- _EXERCISE PROMPT_
Please output the records below in full, exactly as given, but without the images.
— start of MATERIAL TO PROCESS —
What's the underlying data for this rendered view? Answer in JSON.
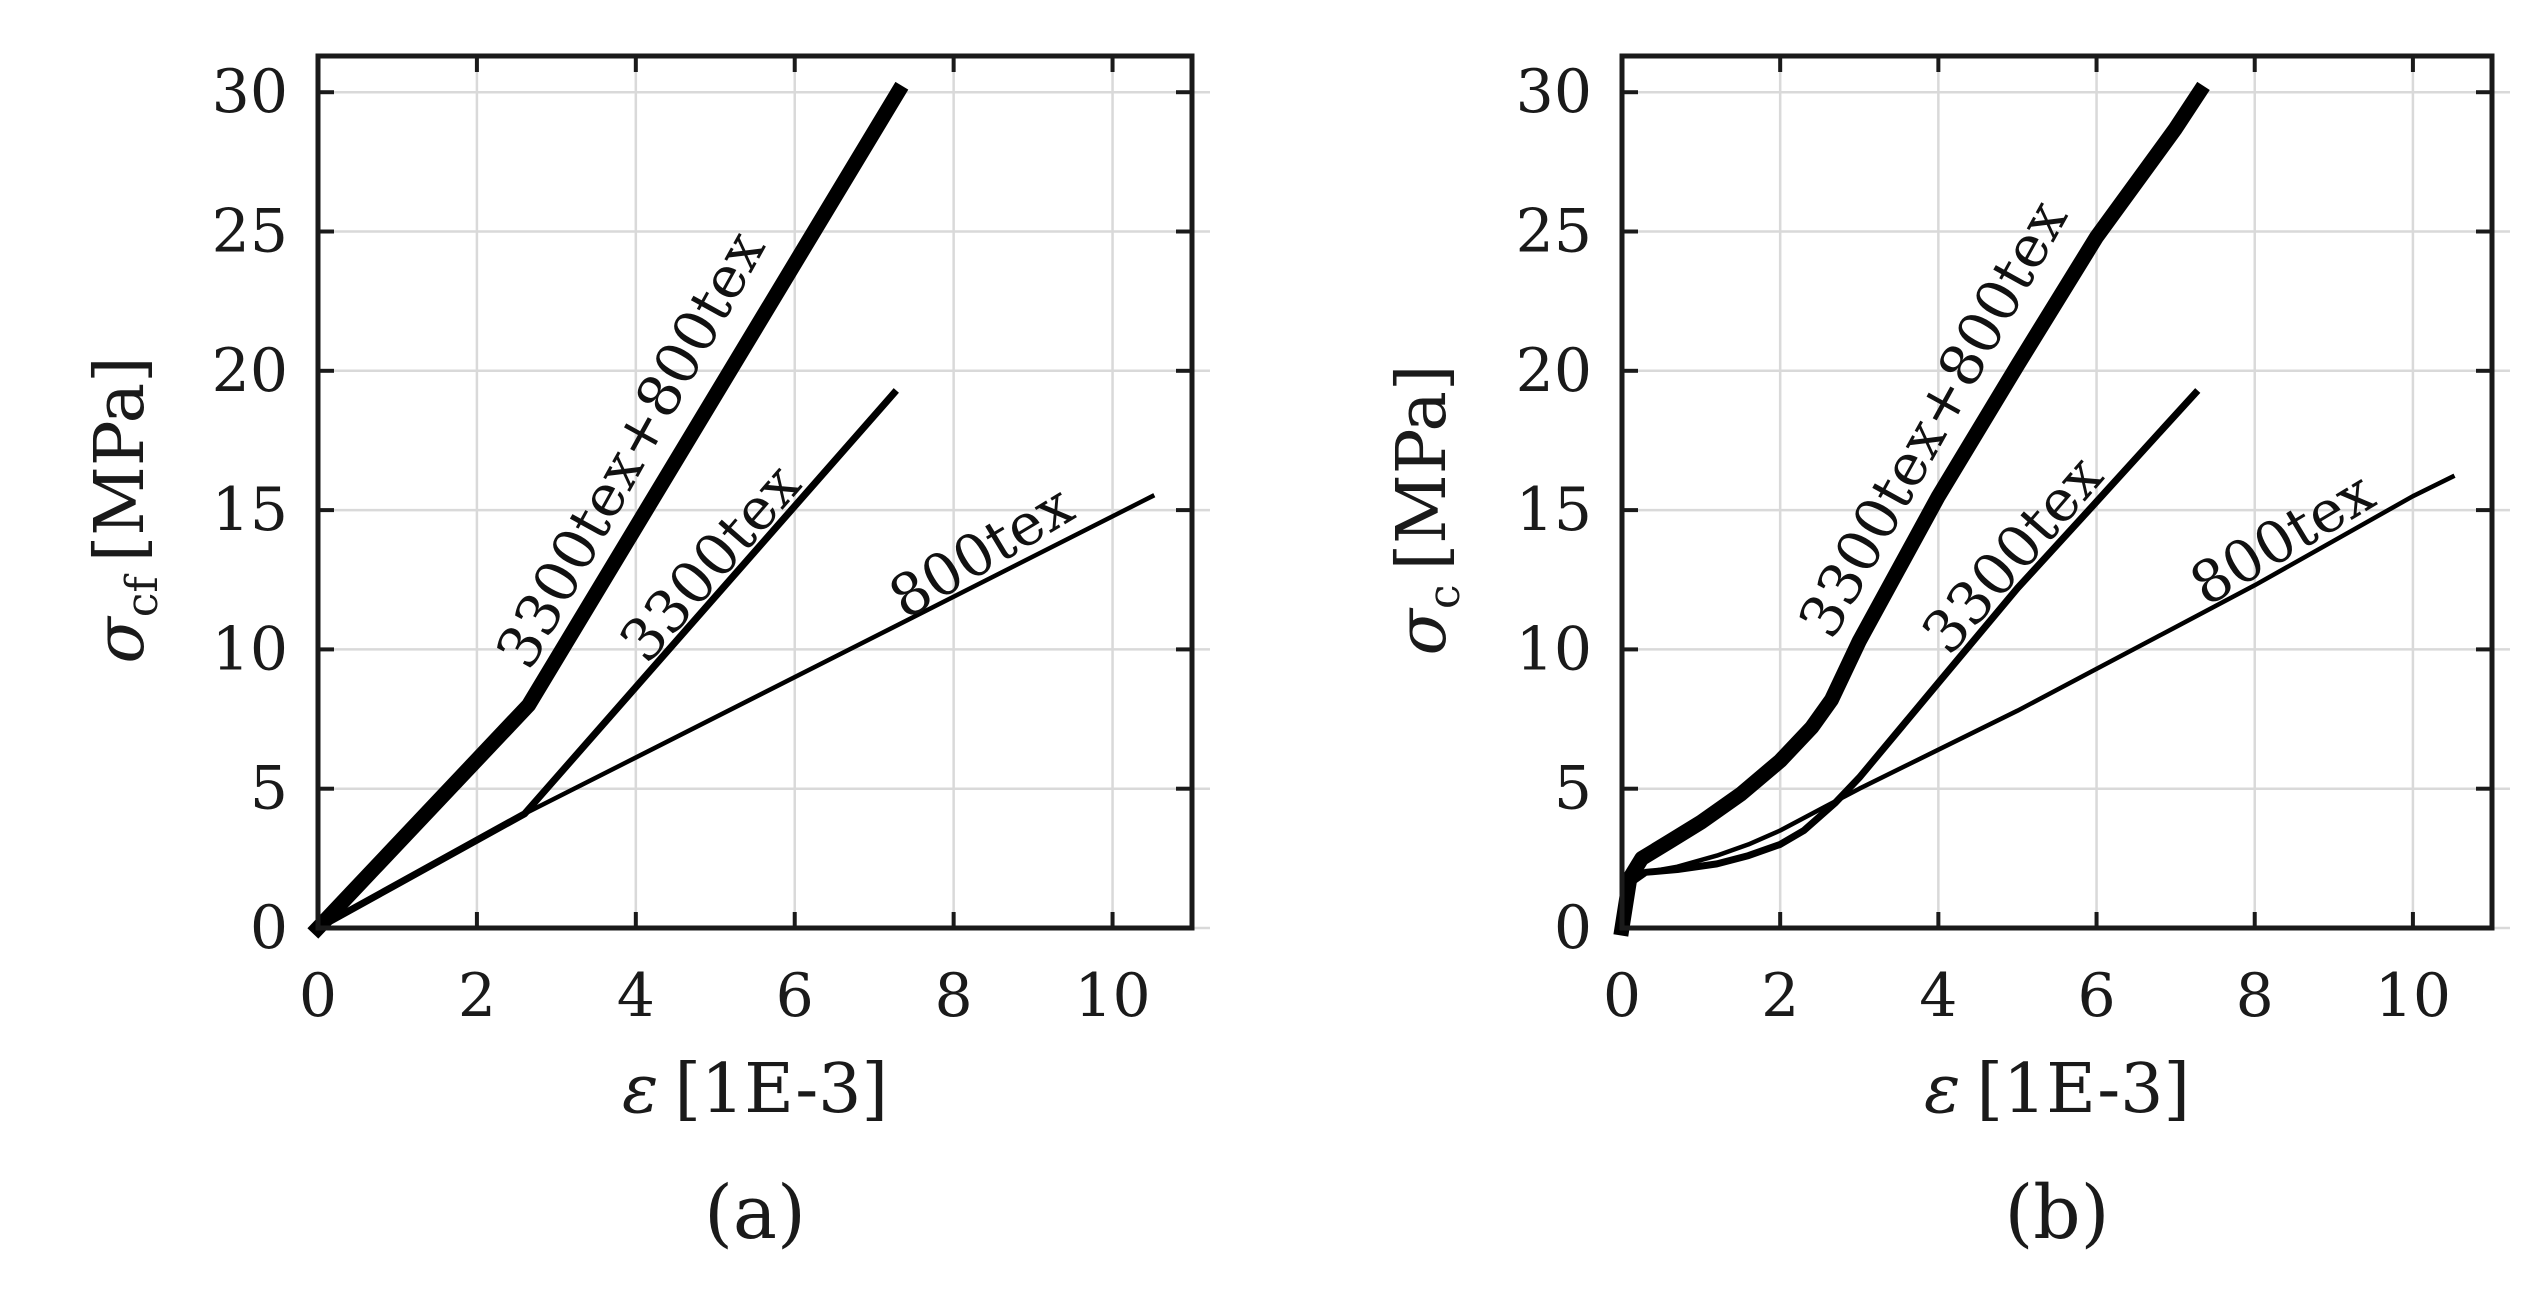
{
  "chart_data": [
    {
      "type": "line",
      "panel_label": "(a)",
      "xlabel": "ε [1E-3]",
      "xlabel_symbol": "ε",
      "xlabel_unit": "[1E-3]",
      "ylabel_symbol": "σ",
      "ylabel_sub": "cf",
      "ylabel_unit": "[MPa]",
      "xlim": [
        0,
        11
      ],
      "ylim": [
        0,
        31.3
      ],
      "x_ticks": [
        0,
        2,
        4,
        6,
        8,
        10
      ],
      "y_ticks": [
        0,
        5,
        10,
        15,
        20,
        25,
        30
      ],
      "grid": true,
      "series": [
        {
          "name": "3300tex+800tex",
          "x": [
            0,
            2.65,
            7.3
          ],
          "y": [
            0,
            8.0,
            30.0
          ],
          "weight": "thick"
        },
        {
          "name": "3300tex",
          "x": [
            0,
            2.6,
            7.25
          ],
          "y": [
            0,
            4.1,
            19.2
          ],
          "weight": "medium"
        },
        {
          "name": "800tex",
          "x": [
            0,
            2.6,
            10.5
          ],
          "y": [
            0,
            4.1,
            15.5
          ],
          "weight": "thin"
        }
      ]
    },
    {
      "type": "line",
      "panel_label": "(b)",
      "xlabel": "ε [1E-3]",
      "xlabel_symbol": "ε",
      "xlabel_unit": "[1E-3]",
      "ylabel_symbol": "σ",
      "ylabel_sub": "c",
      "ylabel_unit": "[MPa]",
      "xlim": [
        0,
        11
      ],
      "ylim": [
        0,
        31.3
      ],
      "x_ticks": [
        0,
        2,
        4,
        6,
        8,
        10
      ],
      "y_ticks": [
        0,
        5,
        10,
        15,
        20,
        25,
        30
      ],
      "grid": true,
      "series": [
        {
          "name": "3300tex+800tex",
          "x": [
            0,
            0.1,
            0.25,
            0.6,
            1.0,
            1.5,
            2.0,
            2.4,
            2.65,
            3.0,
            4.0,
            5.0,
            6.0,
            7.0,
            7.3
          ],
          "y": [
            0,
            1.8,
            2.5,
            3.1,
            3.8,
            4.8,
            6.0,
            7.2,
            8.2,
            10.3,
            15.5,
            20.2,
            24.8,
            28.7,
            30.0
          ],
          "weight": "thick"
        },
        {
          "name": "3300tex",
          "x": [
            0,
            0.1,
            0.3,
            0.7,
            1.2,
            1.6,
            2.0,
            2.3,
            2.7,
            3.0,
            4.0,
            5.0,
            6.0,
            6.8,
            7.25
          ],
          "y": [
            0,
            1.6,
            2.0,
            2.1,
            2.3,
            2.6,
            3.0,
            3.5,
            4.5,
            5.4,
            8.8,
            12.2,
            15.3,
            17.8,
            19.2
          ],
          "weight": "medium"
        },
        {
          "name": "800tex",
          "x": [
            0,
            0.1,
            0.3,
            0.7,
            1.2,
            1.6,
            2.0,
            2.6,
            3.0,
            4.0,
            5.0,
            6.0,
            7.0,
            8.0,
            9.0,
            10.0,
            10.5
          ],
          "y": [
            0,
            1.6,
            2.0,
            2.2,
            2.6,
            3.0,
            3.5,
            4.4,
            5.0,
            6.4,
            7.8,
            9.3,
            10.8,
            12.3,
            13.9,
            15.5,
            16.2
          ],
          "weight": "thin"
        }
      ]
    }
  ]
}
— end of MATERIAL TO PROCESS —
- _ANSWER TO THIS EXERCISE_
What's the underlying data for this rendered view? Answer in JSON.
{
  "chart_data": [
    {
      "type": "line",
      "panel_label": "(a)",
      "xlabel": "ε [1E-3]",
      "xlabel_symbol": "ε",
      "xlabel_unit": "[1E-3]",
      "ylabel_symbol": "σ",
      "ylabel_sub": "cf",
      "ylabel_unit": "[MPa]",
      "xlim": [
        0,
        11
      ],
      "ylim": [
        0,
        31.3
      ],
      "x_ticks": [
        0,
        2,
        4,
        6,
        8,
        10
      ],
      "y_ticks": [
        0,
        5,
        10,
        15,
        20,
        25,
        30
      ],
      "grid": true,
      "series": [
        {
          "name": "3300tex+800tex",
          "x": [
            0,
            2.65,
            7.3
          ],
          "y": [
            0,
            8.0,
            30.0
          ],
          "weight": "thick"
        },
        {
          "name": "3300tex",
          "x": [
            0,
            2.6,
            7.25
          ],
          "y": [
            0,
            4.1,
            19.2
          ],
          "weight": "medium"
        },
        {
          "name": "800tex",
          "x": [
            0,
            2.6,
            10.5
          ],
          "y": [
            0,
            4.1,
            15.5
          ],
          "weight": "thin"
        }
      ]
    },
    {
      "type": "line",
      "panel_label": "(b)",
      "xlabel": "ε [1E-3]",
      "xlabel_symbol": "ε",
      "xlabel_unit": "[1E-3]",
      "ylabel_symbol": "σ",
      "ylabel_sub": "c",
      "ylabel_unit": "[MPa]",
      "xlim": [
        0,
        11
      ],
      "ylim": [
        0,
        31.3
      ],
      "x_ticks": [
        0,
        2,
        4,
        6,
        8,
        10
      ],
      "y_ticks": [
        0,
        5,
        10,
        15,
        20,
        25,
        30
      ],
      "grid": true,
      "series": [
        {
          "name": "3300tex+800tex",
          "x": [
            0,
            0.1,
            0.25,
            0.6,
            1.0,
            1.5,
            2.0,
            2.4,
            2.65,
            3.0,
            4.0,
            5.0,
            6.0,
            7.0,
            7.3
          ],
          "y": [
            0,
            1.8,
            2.5,
            3.1,
            3.8,
            4.8,
            6.0,
            7.2,
            8.2,
            10.3,
            15.5,
            20.2,
            24.8,
            28.7,
            30.0
          ],
          "weight": "thick"
        },
        {
          "name": "3300tex",
          "x": [
            0,
            0.1,
            0.3,
            0.7,
            1.2,
            1.6,
            2.0,
            2.3,
            2.7,
            3.0,
            4.0,
            5.0,
            6.0,
            6.8,
            7.25
          ],
          "y": [
            0,
            1.6,
            2.0,
            2.1,
            2.3,
            2.6,
            3.0,
            3.5,
            4.5,
            5.4,
            8.8,
            12.2,
            15.3,
            17.8,
            19.2
          ],
          "weight": "medium"
        },
        {
          "name": "800tex",
          "x": [
            0,
            0.1,
            0.3,
            0.7,
            1.2,
            1.6,
            2.0,
            2.6,
            3.0,
            4.0,
            5.0,
            6.0,
            7.0,
            8.0,
            9.0,
            10.0,
            10.5
          ],
          "y": [
            0,
            1.6,
            2.0,
            2.2,
            2.6,
            3.0,
            3.5,
            4.4,
            5.0,
            6.4,
            7.8,
            9.3,
            10.8,
            12.3,
            13.9,
            15.5,
            16.2
          ],
          "weight": "thin"
        }
      ]
    }
  ]
}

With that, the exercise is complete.